**SHORT EXERCISE**
Only the number is wanted: how many lines contain "this"?
· · · · · · ·
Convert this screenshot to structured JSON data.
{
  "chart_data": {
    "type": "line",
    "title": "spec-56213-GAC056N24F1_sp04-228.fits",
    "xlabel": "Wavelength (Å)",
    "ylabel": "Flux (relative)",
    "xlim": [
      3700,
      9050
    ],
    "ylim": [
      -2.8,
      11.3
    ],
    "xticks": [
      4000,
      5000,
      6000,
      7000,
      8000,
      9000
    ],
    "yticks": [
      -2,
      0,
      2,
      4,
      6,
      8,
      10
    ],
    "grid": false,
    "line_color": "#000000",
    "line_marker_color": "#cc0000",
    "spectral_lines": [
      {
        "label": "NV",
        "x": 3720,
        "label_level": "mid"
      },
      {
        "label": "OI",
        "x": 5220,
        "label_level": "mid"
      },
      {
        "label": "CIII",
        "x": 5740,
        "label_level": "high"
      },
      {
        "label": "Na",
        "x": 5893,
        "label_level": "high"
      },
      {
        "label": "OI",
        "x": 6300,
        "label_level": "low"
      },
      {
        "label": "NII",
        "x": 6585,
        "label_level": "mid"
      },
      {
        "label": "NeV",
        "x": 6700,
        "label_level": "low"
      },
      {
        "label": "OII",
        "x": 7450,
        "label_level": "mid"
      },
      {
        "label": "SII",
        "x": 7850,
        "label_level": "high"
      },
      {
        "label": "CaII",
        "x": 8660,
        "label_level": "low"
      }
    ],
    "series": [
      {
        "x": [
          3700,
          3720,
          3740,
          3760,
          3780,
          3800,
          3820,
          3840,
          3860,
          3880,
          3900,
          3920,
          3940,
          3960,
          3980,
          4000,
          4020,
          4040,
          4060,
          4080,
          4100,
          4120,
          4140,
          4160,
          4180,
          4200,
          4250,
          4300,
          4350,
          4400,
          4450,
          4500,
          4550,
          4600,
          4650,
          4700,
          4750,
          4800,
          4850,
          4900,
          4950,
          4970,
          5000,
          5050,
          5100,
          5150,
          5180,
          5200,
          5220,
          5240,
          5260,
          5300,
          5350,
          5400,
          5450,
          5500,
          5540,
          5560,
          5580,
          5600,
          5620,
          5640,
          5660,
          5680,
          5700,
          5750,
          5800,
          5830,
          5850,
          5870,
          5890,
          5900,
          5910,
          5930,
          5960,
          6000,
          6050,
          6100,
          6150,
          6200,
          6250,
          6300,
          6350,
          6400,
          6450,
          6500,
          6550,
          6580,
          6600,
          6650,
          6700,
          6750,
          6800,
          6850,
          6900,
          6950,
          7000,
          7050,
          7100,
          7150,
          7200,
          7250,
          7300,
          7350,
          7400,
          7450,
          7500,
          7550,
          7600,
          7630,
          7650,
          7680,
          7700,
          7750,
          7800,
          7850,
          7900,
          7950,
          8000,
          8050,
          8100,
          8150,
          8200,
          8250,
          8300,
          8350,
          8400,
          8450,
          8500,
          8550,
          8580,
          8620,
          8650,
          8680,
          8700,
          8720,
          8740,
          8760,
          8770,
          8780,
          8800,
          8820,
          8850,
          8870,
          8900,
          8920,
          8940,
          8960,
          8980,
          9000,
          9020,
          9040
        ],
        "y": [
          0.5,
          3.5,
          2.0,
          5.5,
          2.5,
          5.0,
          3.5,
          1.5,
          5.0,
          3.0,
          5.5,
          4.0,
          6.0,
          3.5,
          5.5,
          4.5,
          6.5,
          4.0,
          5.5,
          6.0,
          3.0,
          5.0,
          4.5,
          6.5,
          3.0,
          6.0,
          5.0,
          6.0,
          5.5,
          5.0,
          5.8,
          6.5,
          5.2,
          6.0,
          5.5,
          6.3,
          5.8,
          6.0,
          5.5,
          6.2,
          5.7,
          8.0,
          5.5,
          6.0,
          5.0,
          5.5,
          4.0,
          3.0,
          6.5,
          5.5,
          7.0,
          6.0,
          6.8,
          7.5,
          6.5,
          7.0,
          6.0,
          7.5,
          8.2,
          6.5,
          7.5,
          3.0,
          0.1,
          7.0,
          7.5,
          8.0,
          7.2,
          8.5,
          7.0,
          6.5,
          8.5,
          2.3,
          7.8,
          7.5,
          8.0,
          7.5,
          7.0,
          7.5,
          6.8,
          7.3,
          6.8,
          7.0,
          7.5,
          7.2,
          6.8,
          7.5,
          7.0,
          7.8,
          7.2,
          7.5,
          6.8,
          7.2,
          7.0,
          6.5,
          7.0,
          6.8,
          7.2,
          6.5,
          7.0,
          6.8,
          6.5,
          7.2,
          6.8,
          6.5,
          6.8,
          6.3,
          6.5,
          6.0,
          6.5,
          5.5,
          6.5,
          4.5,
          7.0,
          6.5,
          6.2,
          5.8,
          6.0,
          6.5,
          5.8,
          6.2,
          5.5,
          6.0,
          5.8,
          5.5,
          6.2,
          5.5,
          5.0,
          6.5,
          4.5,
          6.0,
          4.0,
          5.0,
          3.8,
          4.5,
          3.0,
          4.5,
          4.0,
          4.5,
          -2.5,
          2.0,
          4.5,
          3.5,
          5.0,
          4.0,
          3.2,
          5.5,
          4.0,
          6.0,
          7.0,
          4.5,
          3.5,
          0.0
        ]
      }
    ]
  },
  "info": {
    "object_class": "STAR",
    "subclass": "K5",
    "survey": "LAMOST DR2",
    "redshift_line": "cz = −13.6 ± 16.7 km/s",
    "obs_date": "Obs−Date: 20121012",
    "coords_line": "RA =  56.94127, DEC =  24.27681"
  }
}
· · · · · · ·
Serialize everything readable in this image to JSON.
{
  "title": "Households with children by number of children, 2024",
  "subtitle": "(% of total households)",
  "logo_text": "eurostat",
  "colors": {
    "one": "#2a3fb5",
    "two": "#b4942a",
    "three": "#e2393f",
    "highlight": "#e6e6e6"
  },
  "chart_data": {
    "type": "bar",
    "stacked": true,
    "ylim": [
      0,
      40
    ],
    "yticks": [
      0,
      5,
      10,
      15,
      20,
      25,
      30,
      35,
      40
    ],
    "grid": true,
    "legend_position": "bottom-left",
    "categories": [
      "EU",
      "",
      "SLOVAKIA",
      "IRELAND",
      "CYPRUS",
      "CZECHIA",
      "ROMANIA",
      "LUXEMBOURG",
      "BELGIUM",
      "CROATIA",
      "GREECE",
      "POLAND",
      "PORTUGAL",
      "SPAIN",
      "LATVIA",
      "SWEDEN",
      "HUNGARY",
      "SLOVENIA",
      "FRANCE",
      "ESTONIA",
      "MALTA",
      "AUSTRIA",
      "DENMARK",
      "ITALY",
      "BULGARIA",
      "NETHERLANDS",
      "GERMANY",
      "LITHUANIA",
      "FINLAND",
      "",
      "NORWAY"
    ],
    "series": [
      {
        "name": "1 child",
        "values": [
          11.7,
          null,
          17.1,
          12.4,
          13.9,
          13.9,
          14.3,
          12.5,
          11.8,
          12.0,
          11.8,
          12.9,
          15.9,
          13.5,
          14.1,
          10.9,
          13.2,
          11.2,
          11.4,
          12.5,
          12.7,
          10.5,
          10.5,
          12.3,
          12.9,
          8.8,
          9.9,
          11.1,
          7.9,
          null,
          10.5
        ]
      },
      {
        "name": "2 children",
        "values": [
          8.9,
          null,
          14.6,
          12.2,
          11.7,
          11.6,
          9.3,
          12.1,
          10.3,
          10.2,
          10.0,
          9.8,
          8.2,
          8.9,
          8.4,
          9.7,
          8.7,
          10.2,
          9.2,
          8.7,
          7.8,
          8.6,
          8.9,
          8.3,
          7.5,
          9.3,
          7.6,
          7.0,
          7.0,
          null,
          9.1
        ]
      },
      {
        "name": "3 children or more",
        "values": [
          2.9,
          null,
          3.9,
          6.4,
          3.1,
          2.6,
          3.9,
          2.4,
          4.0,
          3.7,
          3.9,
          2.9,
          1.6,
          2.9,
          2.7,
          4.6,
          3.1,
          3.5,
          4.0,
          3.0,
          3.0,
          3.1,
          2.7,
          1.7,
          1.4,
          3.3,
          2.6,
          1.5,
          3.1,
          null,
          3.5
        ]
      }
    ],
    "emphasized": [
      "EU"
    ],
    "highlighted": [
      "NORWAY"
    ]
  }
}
· · · · · · ·
**FULL OUTPUT**
2